== Short exercise ==
Could you write out every entry exactly as it stands?

BEGIN Entries supplied

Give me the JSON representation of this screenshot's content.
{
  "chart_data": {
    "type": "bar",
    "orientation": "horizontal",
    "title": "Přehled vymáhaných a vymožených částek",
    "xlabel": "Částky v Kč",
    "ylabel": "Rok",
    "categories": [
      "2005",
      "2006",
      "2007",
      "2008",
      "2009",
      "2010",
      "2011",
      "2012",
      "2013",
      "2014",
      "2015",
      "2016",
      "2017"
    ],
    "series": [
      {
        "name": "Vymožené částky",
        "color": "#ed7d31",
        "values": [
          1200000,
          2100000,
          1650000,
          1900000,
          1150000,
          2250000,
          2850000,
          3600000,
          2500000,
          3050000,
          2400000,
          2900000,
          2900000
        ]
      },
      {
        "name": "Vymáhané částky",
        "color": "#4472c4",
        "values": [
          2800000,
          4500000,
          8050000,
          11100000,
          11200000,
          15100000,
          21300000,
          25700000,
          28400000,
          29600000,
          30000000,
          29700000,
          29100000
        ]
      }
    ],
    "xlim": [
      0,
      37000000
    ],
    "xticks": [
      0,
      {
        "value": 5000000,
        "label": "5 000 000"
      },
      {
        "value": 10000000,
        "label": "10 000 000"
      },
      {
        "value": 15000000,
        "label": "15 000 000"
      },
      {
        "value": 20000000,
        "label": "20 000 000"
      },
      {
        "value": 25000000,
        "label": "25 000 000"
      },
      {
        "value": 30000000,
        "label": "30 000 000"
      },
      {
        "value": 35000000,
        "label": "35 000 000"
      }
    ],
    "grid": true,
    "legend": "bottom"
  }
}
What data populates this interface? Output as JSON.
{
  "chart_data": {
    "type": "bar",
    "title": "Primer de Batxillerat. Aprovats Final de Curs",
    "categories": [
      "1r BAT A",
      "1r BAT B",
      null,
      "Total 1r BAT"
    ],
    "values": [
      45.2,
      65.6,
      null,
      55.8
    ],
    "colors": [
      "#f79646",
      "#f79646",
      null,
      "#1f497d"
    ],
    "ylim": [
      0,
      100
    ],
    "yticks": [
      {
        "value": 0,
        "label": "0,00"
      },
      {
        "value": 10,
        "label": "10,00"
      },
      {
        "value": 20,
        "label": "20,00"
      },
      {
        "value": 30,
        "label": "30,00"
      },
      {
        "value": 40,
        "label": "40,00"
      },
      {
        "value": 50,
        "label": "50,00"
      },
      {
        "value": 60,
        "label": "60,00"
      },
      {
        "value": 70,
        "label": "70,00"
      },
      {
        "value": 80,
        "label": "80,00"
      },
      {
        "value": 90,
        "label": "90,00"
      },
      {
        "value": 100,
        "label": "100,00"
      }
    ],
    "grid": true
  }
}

END Entries supplied

== Result for this exercise ==
Give me the JSON representation of this screenshot's content.
{
  "chart_data": {
    "type": "bar",
    "orientation": "horizontal",
    "title": "Přehled vymáhaných a vymožených částek",
    "xlabel": "Částky v Kč",
    "ylabel": "Rok",
    "categories": [
      "2005",
      "2006",
      "2007",
      "2008",
      "2009",
      "2010",
      "2011",
      "2012",
      "2013",
      "2014",
      "2015",
      "2016",
      "2017"
    ],
    "series": [
      {
        "name": "Vymožené částky",
        "color": "#ed7d31",
        "values": [
          1200000,
          2100000,
          1650000,
          1900000,
          1150000,
          2250000,
          2850000,
          3600000,
          2500000,
          3050000,
          2400000,
          2900000,
          2900000
        ]
      },
      {
        "name": "Vymáhané částky",
        "color": "#4472c4",
        "values": [
          2800000,
          4500000,
          8050000,
          11100000,
          11200000,
          15100000,
          21300000,
          25700000,
          28400000,
          29600000,
          30000000,
          29700000,
          29100000
        ]
      }
    ],
    "xlim": [
      0,
      37000000
    ],
    "xticks": [
      0,
      {
        "value": 5000000,
        "label": "5 000 000"
      },
      {
        "value": 10000000,
        "label": "10 000 000"
      },
      {
        "value": 15000000,
        "label": "15 000 000"
      },
      {
        "value": 20000000,
        "label": "20 000 000"
      },
      {
        "value": 25000000,
        "label": "25 000 000"
      },
      {
        "value": 30000000,
        "label": "30 000 000"
      },
      {
        "value": 35000000,
        "label": "35 000 000"
      }
    ],
    "grid": true,
    "legend": "bottom"
  }
}
What data populates this interface? Output as JSON.
{
  "chart_data": {
    "type": "bar",
    "title": "Primer de Batxillerat. Aprovats Final de Curs",
    "categories": [
      "1r BAT A",
      "1r BAT B",
      null,
      "Total 1r BAT"
    ],
    "values": [
      45.2,
      65.6,
      null,
      55.8
    ],
    "colors": [
      "#f79646",
      "#f79646",
      null,
      "#1f497d"
    ],
    "ylim": [
      0,
      100
    ],
    "yticks": [
      {
        "value": 0,
        "label": "0,00"
      },
      {
        "value": 10,
        "label": "10,00"
      },
      {
        "value": 20,
        "label": "20,00"
      },
      {
        "value": 30,
        "label": "30,00"
      },
      {
        "value": 40,
        "label": "40,00"
      },
      {
        "value": 50,
        "label": "50,00"
      },
      {
        "value": 60,
        "label": "60,00"
      },
      {
        "value": 70,
        "label": "70,00"
      },
      {
        "value": 80,
        "label": "80,00"
      },
      {
        "value": 90,
        "label": "90,00"
      },
      {
        "value": 100,
        "label": "100,00"
      }
    ],
    "grid": true
  }
}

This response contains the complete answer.